# Directions for this task
Reproduce each line exactly, including spacing and punctuation.

========

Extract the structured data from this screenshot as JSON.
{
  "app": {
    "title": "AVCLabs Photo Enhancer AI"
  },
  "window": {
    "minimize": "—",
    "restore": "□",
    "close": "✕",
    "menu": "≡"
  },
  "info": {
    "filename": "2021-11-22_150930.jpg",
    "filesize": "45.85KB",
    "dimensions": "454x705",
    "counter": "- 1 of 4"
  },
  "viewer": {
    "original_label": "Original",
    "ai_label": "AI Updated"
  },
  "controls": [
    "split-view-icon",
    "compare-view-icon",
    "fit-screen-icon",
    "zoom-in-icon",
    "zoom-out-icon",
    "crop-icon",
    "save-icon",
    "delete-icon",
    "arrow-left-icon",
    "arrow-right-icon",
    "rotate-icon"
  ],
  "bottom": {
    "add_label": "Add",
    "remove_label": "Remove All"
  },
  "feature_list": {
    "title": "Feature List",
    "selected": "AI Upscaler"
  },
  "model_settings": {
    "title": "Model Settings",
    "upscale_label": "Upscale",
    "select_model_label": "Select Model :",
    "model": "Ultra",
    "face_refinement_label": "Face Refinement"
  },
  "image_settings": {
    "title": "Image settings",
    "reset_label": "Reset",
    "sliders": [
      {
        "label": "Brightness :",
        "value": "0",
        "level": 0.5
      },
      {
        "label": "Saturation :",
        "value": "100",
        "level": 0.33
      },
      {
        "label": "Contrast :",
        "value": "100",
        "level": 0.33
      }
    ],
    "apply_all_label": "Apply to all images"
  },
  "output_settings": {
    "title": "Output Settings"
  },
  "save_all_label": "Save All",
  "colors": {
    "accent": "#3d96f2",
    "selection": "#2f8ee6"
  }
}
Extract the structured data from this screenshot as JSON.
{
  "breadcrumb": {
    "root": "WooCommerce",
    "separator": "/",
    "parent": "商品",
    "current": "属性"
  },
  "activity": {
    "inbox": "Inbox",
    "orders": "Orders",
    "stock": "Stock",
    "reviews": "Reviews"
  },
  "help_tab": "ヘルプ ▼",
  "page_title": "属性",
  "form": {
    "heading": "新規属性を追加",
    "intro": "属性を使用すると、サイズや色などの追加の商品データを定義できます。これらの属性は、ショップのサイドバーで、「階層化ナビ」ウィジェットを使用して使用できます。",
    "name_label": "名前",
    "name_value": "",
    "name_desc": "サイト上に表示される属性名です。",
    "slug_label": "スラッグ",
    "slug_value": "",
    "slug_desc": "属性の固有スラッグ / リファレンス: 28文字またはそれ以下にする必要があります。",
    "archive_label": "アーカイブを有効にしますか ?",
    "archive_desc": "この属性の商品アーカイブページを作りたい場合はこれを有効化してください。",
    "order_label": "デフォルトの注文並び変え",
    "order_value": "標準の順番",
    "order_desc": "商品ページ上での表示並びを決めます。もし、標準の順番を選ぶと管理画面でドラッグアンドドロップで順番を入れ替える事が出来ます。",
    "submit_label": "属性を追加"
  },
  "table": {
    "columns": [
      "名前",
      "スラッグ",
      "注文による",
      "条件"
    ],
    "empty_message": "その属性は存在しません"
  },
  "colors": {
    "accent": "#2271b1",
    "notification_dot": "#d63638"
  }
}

========

# Answer to the task
Extract the structured data from this screenshot as JSON.
{
  "app": {
    "title": "AVCLabs Photo Enhancer AI"
  },
  "window": {
    "minimize": "—",
    "restore": "□",
    "close": "✕",
    "menu": "≡"
  },
  "info": {
    "filename": "2021-11-22_150930.jpg",
    "filesize": "45.85KB",
    "dimensions": "454x705",
    "counter": "- 1 of 4"
  },
  "viewer": {
    "original_label": "Original",
    "ai_label": "AI Updated"
  },
  "controls": [
    "split-view-icon",
    "compare-view-icon",
    "fit-screen-icon",
    "zoom-in-icon",
    "zoom-out-icon",
    "crop-icon",
    "save-icon",
    "delete-icon",
    "arrow-left-icon",
    "arrow-right-icon",
    "rotate-icon"
  ],
  "bottom": {
    "add_label": "Add",
    "remove_label": "Remove All"
  },
  "feature_list": {
    "title": "Feature List",
    "selected": "AI Upscaler"
  },
  "model_settings": {
    "title": "Model Settings",
    "upscale_label": "Upscale",
    "select_model_label": "Select Model :",
    "model": "Ultra",
    "face_refinement_label": "Face Refinement"
  },
  "image_settings": {
    "title": "Image settings",
    "reset_label": "Reset",
    "sliders": [
      {
        "label": "Brightness :",
        "value": "0",
        "level": 0.5
      },
      {
        "label": "Saturation :",
        "value": "100",
        "level": 0.33
      },
      {
        "label": "Contrast :",
        "value": "100",
        "level": 0.33
      }
    ],
    "apply_all_label": "Apply to all images"
  },
  "output_settings": {
    "title": "Output Settings"
  },
  "save_all_label": "Save All",
  "colors": {
    "accent": "#3d96f2",
    "selection": "#2f8ee6"
  }
}
Extract the structured data from this screenshot as JSON.
{
  "breadcrumb": {
    "root": "WooCommerce",
    "separator": "/",
    "parent": "商品",
    "current": "属性"
  },
  "activity": {
    "inbox": "Inbox",
    "orders": "Orders",
    "stock": "Stock",
    "reviews": "Reviews"
  },
  "help_tab": "ヘルプ ▼",
  "page_title": "属性",
  "form": {
    "heading": "新規属性を追加",
    "intro": "属性を使用すると、サイズや色などの追加の商品データを定義できます。これらの属性は、ショップのサイドバーで、「階層化ナビ」ウィジェットを使用して使用できます。",
    "name_label": "名前",
    "name_value": "",
    "name_desc": "サイト上に表示される属性名です。",
    "slug_label": "スラッグ",
    "slug_value": "",
    "slug_desc": "属性の固有スラッグ / リファレンス: 28文字またはそれ以下にする必要があります。",
    "archive_label": "アーカイブを有効にしますか ?",
    "archive_desc": "この属性の商品アーカイブページを作りたい場合はこれを有効化してください。",
    "order_label": "デフォルトの注文並び変え",
    "order_value": "標準の順番",
    "order_desc": "商品ページ上での表示並びを決めます。もし、標準の順番を選ぶと管理画面でドラッグアンドドロップで順番を入れ替える事が出来ます。",
    "submit_label": "属性を追加"
  },
  "table": {
    "columns": [
      "名前",
      "スラッグ",
      "注文による",
      "条件"
    ],
    "empty_message": "その属性は存在しません"
  },
  "colors": {
    "accent": "#2271b1",
    "notification_dot": "#d63638"
  }
}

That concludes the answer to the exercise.